-- Start --

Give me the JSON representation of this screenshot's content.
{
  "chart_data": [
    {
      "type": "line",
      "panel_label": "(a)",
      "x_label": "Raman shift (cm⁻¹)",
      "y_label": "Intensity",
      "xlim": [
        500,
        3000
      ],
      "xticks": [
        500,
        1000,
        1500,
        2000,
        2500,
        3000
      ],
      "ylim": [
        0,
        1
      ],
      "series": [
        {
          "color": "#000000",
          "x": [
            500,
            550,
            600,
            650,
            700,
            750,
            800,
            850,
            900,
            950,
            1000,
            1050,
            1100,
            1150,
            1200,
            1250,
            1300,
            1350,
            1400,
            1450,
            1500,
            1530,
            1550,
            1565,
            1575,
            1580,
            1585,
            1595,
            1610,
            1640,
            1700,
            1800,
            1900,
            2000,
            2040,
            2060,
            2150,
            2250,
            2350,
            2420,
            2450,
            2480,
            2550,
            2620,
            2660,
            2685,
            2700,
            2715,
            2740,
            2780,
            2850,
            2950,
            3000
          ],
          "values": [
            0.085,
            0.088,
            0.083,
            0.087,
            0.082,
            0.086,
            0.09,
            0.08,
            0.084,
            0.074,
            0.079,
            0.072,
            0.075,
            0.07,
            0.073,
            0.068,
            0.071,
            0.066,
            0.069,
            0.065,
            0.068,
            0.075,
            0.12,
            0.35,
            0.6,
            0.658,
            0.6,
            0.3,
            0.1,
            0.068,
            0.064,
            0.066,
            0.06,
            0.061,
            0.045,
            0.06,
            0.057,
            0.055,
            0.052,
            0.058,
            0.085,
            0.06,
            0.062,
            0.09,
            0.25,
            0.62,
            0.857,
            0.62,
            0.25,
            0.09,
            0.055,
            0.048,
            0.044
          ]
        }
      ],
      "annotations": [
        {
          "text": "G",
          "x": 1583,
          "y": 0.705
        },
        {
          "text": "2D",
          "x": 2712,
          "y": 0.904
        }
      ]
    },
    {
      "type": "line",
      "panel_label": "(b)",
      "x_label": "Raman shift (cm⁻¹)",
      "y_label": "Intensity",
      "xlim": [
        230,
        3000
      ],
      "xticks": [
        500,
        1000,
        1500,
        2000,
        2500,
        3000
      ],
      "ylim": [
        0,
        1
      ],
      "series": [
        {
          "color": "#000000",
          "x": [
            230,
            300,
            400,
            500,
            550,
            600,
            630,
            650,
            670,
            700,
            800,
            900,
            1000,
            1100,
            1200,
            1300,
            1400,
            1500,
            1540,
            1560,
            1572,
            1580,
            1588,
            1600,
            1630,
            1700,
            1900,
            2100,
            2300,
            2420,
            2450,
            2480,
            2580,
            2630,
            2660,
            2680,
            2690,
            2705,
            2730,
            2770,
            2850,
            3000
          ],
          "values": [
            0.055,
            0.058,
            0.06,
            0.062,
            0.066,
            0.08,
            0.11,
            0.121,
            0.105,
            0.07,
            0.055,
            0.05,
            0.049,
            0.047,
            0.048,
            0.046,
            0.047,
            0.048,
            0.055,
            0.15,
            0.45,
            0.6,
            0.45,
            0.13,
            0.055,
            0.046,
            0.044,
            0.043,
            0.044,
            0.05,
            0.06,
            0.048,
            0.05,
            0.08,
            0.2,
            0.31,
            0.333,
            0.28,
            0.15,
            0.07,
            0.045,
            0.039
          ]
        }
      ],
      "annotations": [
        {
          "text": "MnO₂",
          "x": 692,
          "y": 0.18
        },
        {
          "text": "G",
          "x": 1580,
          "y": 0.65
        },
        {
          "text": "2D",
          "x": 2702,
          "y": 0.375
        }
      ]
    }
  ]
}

-- End --

**SHORT PROBLEM**
Nothing should be changed: write out all of the data as is.

**TASK OUTPUT**
Give me the JSON representation of this screenshot's content.
{
  "chart_data": [
    {
      "type": "line",
      "panel_label": "(a)",
      "x_label": "Raman shift (cm⁻¹)",
      "y_label": "Intensity",
      "xlim": [
        500,
        3000
      ],
      "xticks": [
        500,
        1000,
        1500,
        2000,
        2500,
        3000
      ],
      "ylim": [
        0,
        1
      ],
      "series": [
        {
          "color": "#000000",
          "x": [
            500,
            550,
            600,
            650,
            700,
            750,
            800,
            850,
            900,
            950,
            1000,
            1050,
            1100,
            1150,
            1200,
            1250,
            1300,
            1350,
            1400,
            1450,
            1500,
            1530,
            1550,
            1565,
            1575,
            1580,
            1585,
            1595,
            1610,
            1640,
            1700,
            1800,
            1900,
            2000,
            2040,
            2060,
            2150,
            2250,
            2350,
            2420,
            2450,
            2480,
            2550,
            2620,
            2660,
            2685,
            2700,
            2715,
            2740,
            2780,
            2850,
            2950,
            3000
          ],
          "values": [
            0.085,
            0.088,
            0.083,
            0.087,
            0.082,
            0.086,
            0.09,
            0.08,
            0.084,
            0.074,
            0.079,
            0.072,
            0.075,
            0.07,
            0.073,
            0.068,
            0.071,
            0.066,
            0.069,
            0.065,
            0.068,
            0.075,
            0.12,
            0.35,
            0.6,
            0.658,
            0.6,
            0.3,
            0.1,
            0.068,
            0.064,
            0.066,
            0.06,
            0.061,
            0.045,
            0.06,
            0.057,
            0.055,
            0.052,
            0.058,
            0.085,
            0.06,
            0.062,
            0.09,
            0.25,
            0.62,
            0.857,
            0.62,
            0.25,
            0.09,
            0.055,
            0.048,
            0.044
          ]
        }
      ],
      "annotations": [
        {
          "text": "G",
          "x": 1583,
          "y": 0.705
        },
        {
          "text": "2D",
          "x": 2712,
          "y": 0.904
        }
      ]
    },
    {
      "type": "line",
      "panel_label": "(b)",
      "x_label": "Raman shift (cm⁻¹)",
      "y_label": "Intensity",
      "xlim": [
        230,
        3000
      ],
      "xticks": [
        500,
        1000,
        1500,
        2000,
        2500,
        3000
      ],
      "ylim": [
        0,
        1
      ],
      "series": [
        {
          "color": "#000000",
          "x": [
            230,
            300,
            400,
            500,
            550,
            600,
            630,
            650,
            670,
            700,
            800,
            900,
            1000,
            1100,
            1200,
            1300,
            1400,
            1500,
            1540,
            1560,
            1572,
            1580,
            1588,
            1600,
            1630,
            1700,
            1900,
            2100,
            2300,
            2420,
            2450,
            2480,
            2580,
            2630,
            2660,
            2680,
            2690,
            2705,
            2730,
            2770,
            2850,
            3000
          ],
          "values": [
            0.055,
            0.058,
            0.06,
            0.062,
            0.066,
            0.08,
            0.11,
            0.121,
            0.105,
            0.07,
            0.055,
            0.05,
            0.049,
            0.047,
            0.048,
            0.046,
            0.047,
            0.048,
            0.055,
            0.15,
            0.45,
            0.6,
            0.45,
            0.13,
            0.055,
            0.046,
            0.044,
            0.043,
            0.044,
            0.05,
            0.06,
            0.048,
            0.05,
            0.08,
            0.2,
            0.31,
            0.333,
            0.28,
            0.15,
            0.07,
            0.045,
            0.039
          ]
        }
      ],
      "annotations": [
        {
          "text": "MnO₂",
          "x": 692,
          "y": 0.18
        },
        {
          "text": "G",
          "x": 1580,
          "y": 0.65
        },
        {
          "text": "2D",
          "x": 2702,
          "y": 0.375
        }
      ]
    }
  ]
}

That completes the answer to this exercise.